## START Data in this exercise

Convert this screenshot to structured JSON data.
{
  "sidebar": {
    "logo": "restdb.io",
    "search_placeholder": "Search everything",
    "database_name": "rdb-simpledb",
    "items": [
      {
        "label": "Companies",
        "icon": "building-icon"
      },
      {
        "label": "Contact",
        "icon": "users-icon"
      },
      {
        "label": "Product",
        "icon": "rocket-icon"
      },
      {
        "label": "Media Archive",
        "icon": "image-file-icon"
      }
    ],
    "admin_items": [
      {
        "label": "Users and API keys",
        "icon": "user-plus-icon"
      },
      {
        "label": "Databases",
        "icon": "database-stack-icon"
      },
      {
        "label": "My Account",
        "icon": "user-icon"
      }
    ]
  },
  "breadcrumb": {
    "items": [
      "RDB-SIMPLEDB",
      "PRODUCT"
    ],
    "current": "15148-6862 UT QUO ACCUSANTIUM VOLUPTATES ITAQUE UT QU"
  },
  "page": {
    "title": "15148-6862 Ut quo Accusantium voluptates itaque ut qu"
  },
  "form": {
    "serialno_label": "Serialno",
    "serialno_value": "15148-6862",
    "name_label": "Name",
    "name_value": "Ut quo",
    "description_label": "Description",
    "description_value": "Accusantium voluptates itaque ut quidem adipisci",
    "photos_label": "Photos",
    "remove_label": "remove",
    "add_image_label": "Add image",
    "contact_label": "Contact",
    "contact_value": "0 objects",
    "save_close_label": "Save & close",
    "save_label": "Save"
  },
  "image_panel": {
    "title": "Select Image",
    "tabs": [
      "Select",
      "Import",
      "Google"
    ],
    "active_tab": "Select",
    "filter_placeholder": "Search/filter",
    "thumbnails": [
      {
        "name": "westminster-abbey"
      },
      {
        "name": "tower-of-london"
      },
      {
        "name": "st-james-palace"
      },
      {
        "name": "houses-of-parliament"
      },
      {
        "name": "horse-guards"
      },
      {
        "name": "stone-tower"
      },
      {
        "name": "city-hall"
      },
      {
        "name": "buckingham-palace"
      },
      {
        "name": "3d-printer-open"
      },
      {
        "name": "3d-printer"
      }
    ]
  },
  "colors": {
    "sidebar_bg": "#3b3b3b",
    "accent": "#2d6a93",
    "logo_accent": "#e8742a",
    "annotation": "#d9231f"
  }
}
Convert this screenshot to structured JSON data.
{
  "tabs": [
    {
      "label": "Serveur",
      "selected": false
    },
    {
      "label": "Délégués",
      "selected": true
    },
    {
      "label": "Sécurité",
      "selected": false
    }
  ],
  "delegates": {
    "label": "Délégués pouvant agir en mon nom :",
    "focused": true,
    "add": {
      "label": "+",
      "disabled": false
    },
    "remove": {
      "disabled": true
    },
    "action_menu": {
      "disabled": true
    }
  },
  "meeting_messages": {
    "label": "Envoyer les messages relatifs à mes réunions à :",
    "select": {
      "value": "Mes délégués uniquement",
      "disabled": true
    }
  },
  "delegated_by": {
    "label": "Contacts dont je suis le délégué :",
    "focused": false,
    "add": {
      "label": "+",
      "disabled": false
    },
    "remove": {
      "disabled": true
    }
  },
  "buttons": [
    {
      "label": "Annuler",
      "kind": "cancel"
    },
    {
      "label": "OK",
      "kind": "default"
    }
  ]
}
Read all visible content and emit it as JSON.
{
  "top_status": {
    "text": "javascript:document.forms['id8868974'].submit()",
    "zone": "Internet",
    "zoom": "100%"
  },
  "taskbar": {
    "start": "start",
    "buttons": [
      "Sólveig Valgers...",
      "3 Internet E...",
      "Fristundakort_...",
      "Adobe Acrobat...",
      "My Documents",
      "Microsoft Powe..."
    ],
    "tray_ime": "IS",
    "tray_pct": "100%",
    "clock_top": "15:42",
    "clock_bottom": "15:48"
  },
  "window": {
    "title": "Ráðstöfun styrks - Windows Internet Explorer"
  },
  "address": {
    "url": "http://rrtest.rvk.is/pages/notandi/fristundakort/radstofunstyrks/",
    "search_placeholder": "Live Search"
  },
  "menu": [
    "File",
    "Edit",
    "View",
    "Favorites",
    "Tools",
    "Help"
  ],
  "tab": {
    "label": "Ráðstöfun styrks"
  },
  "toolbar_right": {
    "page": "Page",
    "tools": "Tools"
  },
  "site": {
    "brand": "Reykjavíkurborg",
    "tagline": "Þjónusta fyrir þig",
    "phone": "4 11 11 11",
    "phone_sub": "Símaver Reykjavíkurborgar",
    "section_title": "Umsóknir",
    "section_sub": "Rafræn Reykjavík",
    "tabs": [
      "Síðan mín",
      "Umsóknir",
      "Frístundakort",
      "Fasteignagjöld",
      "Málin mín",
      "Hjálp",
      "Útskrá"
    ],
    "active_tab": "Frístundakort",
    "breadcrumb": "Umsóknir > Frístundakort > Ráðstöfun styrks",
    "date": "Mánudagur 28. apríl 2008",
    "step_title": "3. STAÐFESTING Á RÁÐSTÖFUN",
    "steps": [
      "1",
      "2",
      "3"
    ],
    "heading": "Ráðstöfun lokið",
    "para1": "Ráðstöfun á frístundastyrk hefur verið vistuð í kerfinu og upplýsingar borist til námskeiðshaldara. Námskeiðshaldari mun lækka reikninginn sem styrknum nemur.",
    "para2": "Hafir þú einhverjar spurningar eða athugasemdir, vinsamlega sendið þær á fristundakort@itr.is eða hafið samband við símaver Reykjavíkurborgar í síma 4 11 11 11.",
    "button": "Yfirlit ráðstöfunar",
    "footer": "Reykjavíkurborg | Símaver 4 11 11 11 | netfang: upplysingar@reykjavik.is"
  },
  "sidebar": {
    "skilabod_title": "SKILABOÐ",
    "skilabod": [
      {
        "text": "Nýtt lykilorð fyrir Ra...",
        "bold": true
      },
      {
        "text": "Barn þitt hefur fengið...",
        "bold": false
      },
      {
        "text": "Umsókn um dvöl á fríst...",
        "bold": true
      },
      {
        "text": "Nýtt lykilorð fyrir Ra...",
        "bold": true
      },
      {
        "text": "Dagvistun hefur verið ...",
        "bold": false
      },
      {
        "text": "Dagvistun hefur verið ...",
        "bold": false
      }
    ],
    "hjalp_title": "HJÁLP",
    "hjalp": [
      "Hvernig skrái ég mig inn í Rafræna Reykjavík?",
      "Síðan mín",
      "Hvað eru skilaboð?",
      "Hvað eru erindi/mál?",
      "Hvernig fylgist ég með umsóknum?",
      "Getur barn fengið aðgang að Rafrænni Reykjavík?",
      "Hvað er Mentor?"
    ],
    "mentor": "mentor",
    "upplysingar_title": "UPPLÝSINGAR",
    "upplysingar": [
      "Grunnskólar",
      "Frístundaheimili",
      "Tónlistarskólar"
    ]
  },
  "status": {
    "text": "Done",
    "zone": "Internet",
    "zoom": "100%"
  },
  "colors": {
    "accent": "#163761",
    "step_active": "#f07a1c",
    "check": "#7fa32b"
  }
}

## END Data in this exercise

| What you are asked to do |
Take the lines above and print them exactly.

| Solution to this exercise |
Convert this screenshot to structured JSON data.
{
  "sidebar": {
    "logo": "restdb.io",
    "search_placeholder": "Search everything",
    "database_name": "rdb-simpledb",
    "items": [
      {
        "label": "Companies",
        "icon": "building-icon"
      },
      {
        "label": "Contact",
        "icon": "users-icon"
      },
      {
        "label": "Product",
        "icon": "rocket-icon"
      },
      {
        "label": "Media Archive",
        "icon": "image-file-icon"
      }
    ],
    "admin_items": [
      {
        "label": "Users and API keys",
        "icon": "user-plus-icon"
      },
      {
        "label": "Databases",
        "icon": "database-stack-icon"
      },
      {
        "label": "My Account",
        "icon": "user-icon"
      }
    ]
  },
  "breadcrumb": {
    "items": [
      "RDB-SIMPLEDB",
      "PRODUCT"
    ],
    "current": "15148-6862 UT QUO ACCUSANTIUM VOLUPTATES ITAQUE UT QU"
  },
  "page": {
    "title": "15148-6862 Ut quo Accusantium voluptates itaque ut qu"
  },
  "form": {
    "serialno_label": "Serialno",
    "serialno_value": "15148-6862",
    "name_label": "Name",
    "name_value": "Ut quo",
    "description_label": "Description",
    "description_value": "Accusantium voluptates itaque ut quidem adipisci",
    "photos_label": "Photos",
    "remove_label": "remove",
    "add_image_label": "Add image",
    "contact_label": "Contact",
    "contact_value": "0 objects",
    "save_close_label": "Save & close",
    "save_label": "Save"
  },
  "image_panel": {
    "title": "Select Image",
    "tabs": [
      "Select",
      "Import",
      "Google"
    ],
    "active_tab": "Select",
    "filter_placeholder": "Search/filter",
    "thumbnails": [
      {
        "name": "westminster-abbey"
      },
      {
        "name": "tower-of-london"
      },
      {
        "name": "st-james-palace"
      },
      {
        "name": "houses-of-parliament"
      },
      {
        "name": "horse-guards"
      },
      {
        "name": "stone-tower"
      },
      {
        "name": "city-hall"
      },
      {
        "name": "buckingham-palace"
      },
      {
        "name": "3d-printer-open"
      },
      {
        "name": "3d-printer"
      }
    ]
  },
  "colors": {
    "sidebar_bg": "#3b3b3b",
    "accent": "#2d6a93",
    "logo_accent": "#e8742a",
    "annotation": "#d9231f"
  }
}
Convert this screenshot to structured JSON data.
{
  "tabs": [
    {
      "label": "Serveur",
      "selected": false
    },
    {
      "label": "Délégués",
      "selected": true
    },
    {
      "label": "Sécurité",
      "selected": false
    }
  ],
  "delegates": {
    "label": "Délégués pouvant agir en mon nom :",
    "focused": true,
    "add": {
      "label": "+",
      "disabled": false
    },
    "remove": {
      "disabled": true
    },
    "action_menu": {
      "disabled": true
    }
  },
  "meeting_messages": {
    "label": "Envoyer les messages relatifs à mes réunions à :",
    "select": {
      "value": "Mes délégués uniquement",
      "disabled": true
    }
  },
  "delegated_by": {
    "label": "Contacts dont je suis le délégué :",
    "focused": false,
    "add": {
      "label": "+",
      "disabled": false
    },
    "remove": {
      "disabled": true
    }
  },
  "buttons": [
    {
      "label": "Annuler",
      "kind": "cancel"
    },
    {
      "label": "OK",
      "kind": "default"
    }
  ]
}
Read all visible content and emit it as JSON.
{
  "top_status": {
    "text": "javascript:document.forms['id8868974'].submit()",
    "zone": "Internet",
    "zoom": "100%"
  },
  "taskbar": {
    "start": "start",
    "buttons": [
      "Sólveig Valgers...",
      "3 Internet E...",
      "Fristundakort_...",
      "Adobe Acrobat...",
      "My Documents",
      "Microsoft Powe..."
    ],
    "tray_ime": "IS",
    "tray_pct": "100%",
    "clock_top": "15:42",
    "clock_bottom": "15:48"
  },
  "window": {
    "title": "Ráðstöfun styrks - Windows Internet Explorer"
  },
  "address": {
    "url": "http://rrtest.rvk.is/pages/notandi/fristundakort/radstofunstyrks/",
    "search_placeholder": "Live Search"
  },
  "menu": [
    "File",
    "Edit",
    "View",
    "Favorites",
    "Tools",
    "Help"
  ],
  "tab": {
    "label": "Ráðstöfun styrks"
  },
  "toolbar_right": {
    "page": "Page",
    "tools": "Tools"
  },
  "site": {
    "brand": "Reykjavíkurborg",
    "tagline": "Þjónusta fyrir þig",
    "phone": "4 11 11 11",
    "phone_sub": "Símaver Reykjavíkurborgar",
    "section_title": "Umsóknir",
    "section_sub": "Rafræn Reykjavík",
    "tabs": [
      "Síðan mín",
      "Umsóknir",
      "Frístundakort",
      "Fasteignagjöld",
      "Málin mín",
      "Hjálp",
      "Útskrá"
    ],
    "active_tab": "Frístundakort",
    "breadcrumb": "Umsóknir > Frístundakort > Ráðstöfun styrks",
    "date": "Mánudagur 28. apríl 2008",
    "step_title": "3. STAÐFESTING Á RÁÐSTÖFUN",
    "steps": [
      "1",
      "2",
      "3"
    ],
    "heading": "Ráðstöfun lokið",
    "para1": "Ráðstöfun á frístundastyrk hefur verið vistuð í kerfinu og upplýsingar borist til námskeiðshaldara. Námskeiðshaldari mun lækka reikninginn sem styrknum nemur.",
    "para2": "Hafir þú einhverjar spurningar eða athugasemdir, vinsamlega sendið þær á fristundakort@itr.is eða hafið samband við símaver Reykjavíkurborgar í síma 4 11 11 11.",
    "button": "Yfirlit ráðstöfunar",
    "footer": "Reykjavíkurborg | Símaver 4 11 11 11 | netfang: upplysingar@reykjavik.is"
  },
  "sidebar": {
    "skilabod_title": "SKILABOÐ",
    "skilabod": [
      {
        "text": "Nýtt lykilorð fyrir Ra...",
        "bold": true
      },
      {
        "text": "Barn þitt hefur fengið...",
        "bold": false
      },
      {
        "text": "Umsókn um dvöl á fríst...",
        "bold": true
      },
      {
        "text": "Nýtt lykilorð fyrir Ra...",
        "bold": true
      },
      {
        "text": "Dagvistun hefur verið ...",
        "bold": false
      },
      {
        "text": "Dagvistun hefur verið ...",
        "bold": false
      }
    ],
    "hjalp_title": "HJÁLP",
    "hjalp": [
      "Hvernig skrái ég mig inn í Rafræna Reykjavík?",
      "Síðan mín",
      "Hvað eru skilaboð?",
      "Hvað eru erindi/mál?",
      "Hvernig fylgist ég með umsóknum?",
      "Getur barn fengið aðgang að Rafrænni Reykjavík?",
      "Hvað er Mentor?"
    ],
    "mentor": "mentor",
    "upplysingar_title": "UPPLÝSINGAR",
    "upplysingar": [
      "Grunnskólar",
      "Frístundaheimili",
      "Tónlistarskólar"
    ]
  },
  "status": {
    "text": "Done",
    "zone": "Internet",
    "zoom": "100%"
  },
  "colors": {
    "accent": "#163761",
    "step_active": "#f07a1c",
    "check": "#7fa32b"
  }
}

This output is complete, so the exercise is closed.